Objective: Assemble all lines in which the string "stycket" appears.
---- Records shown
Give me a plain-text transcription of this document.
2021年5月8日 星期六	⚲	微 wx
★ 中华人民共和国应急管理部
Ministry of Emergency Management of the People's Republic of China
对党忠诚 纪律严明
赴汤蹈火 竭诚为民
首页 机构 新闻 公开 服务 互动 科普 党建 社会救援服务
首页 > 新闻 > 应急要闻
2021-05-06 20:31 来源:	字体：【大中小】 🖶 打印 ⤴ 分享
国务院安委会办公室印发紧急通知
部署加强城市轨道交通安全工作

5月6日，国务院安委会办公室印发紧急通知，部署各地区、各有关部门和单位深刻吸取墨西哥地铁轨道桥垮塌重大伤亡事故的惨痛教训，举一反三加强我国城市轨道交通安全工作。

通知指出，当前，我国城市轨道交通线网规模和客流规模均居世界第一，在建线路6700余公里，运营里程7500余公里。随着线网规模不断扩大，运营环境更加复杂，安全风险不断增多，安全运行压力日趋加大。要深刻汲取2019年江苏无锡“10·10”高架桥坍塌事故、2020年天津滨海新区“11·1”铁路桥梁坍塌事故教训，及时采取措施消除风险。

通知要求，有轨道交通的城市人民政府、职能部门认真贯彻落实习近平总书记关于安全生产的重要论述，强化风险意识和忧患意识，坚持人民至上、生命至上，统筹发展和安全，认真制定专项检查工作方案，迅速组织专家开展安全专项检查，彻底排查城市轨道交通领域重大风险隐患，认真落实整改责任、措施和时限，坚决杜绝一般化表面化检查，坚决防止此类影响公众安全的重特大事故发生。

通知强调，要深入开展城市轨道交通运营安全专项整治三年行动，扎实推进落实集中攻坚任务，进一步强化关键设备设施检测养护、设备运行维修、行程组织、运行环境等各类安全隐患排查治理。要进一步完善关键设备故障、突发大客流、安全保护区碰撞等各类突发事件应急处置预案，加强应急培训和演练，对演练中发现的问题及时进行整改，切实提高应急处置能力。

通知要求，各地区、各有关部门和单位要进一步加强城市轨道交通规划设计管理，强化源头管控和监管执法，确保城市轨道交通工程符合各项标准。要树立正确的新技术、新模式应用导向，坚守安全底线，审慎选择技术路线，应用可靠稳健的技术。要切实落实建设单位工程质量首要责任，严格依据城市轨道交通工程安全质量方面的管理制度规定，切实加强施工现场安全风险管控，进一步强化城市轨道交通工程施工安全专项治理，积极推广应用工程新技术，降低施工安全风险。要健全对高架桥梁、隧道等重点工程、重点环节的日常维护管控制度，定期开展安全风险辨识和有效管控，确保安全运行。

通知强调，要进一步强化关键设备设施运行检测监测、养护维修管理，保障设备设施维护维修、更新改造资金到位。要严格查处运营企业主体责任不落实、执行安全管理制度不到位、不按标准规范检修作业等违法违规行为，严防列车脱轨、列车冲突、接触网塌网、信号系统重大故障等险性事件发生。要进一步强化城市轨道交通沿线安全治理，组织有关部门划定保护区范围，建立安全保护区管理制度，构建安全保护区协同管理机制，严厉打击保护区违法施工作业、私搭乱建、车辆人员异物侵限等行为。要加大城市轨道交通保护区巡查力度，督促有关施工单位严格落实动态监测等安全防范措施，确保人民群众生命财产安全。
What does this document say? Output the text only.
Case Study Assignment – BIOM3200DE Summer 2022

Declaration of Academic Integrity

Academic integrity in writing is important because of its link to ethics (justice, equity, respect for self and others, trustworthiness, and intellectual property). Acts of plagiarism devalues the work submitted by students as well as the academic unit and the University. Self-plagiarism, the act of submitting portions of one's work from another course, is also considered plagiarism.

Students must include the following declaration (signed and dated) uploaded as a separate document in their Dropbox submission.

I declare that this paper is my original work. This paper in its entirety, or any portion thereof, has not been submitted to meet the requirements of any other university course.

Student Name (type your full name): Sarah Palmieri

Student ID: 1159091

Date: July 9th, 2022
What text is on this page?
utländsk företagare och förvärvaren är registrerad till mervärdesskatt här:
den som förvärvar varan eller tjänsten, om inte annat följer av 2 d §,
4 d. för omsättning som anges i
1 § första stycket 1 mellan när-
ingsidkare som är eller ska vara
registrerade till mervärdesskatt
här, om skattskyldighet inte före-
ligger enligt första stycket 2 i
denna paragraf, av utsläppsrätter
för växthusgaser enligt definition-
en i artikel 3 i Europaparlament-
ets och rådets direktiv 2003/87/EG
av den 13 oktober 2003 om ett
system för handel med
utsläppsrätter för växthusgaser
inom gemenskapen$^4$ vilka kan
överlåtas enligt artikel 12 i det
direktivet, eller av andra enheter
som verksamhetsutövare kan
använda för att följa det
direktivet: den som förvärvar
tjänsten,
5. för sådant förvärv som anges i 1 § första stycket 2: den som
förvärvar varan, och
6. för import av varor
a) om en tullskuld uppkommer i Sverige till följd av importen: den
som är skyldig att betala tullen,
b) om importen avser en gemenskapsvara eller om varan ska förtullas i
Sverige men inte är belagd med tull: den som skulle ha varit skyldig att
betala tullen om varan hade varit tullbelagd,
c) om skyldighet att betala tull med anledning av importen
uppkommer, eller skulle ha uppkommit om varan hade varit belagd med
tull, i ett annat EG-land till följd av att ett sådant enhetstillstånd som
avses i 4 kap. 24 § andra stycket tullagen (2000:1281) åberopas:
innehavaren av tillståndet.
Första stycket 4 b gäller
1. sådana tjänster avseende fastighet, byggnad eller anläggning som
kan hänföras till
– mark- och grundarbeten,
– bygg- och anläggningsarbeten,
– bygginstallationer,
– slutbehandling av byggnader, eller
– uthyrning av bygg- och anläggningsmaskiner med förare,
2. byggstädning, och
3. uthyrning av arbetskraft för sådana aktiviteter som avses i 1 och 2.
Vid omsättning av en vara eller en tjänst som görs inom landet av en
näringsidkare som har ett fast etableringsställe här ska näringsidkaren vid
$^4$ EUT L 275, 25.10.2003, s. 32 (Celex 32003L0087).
--------
Answer for this exercise:
1 § första stycket 1 mellan när-
ligger enligt första stycket 2 i
5. för sådant förvärv som anges i 1 § första stycket 2: den som
avses i 4 kap. 24 § andra stycket tullagen (2000:1281) åberopas:
Första stycket 4 b gäller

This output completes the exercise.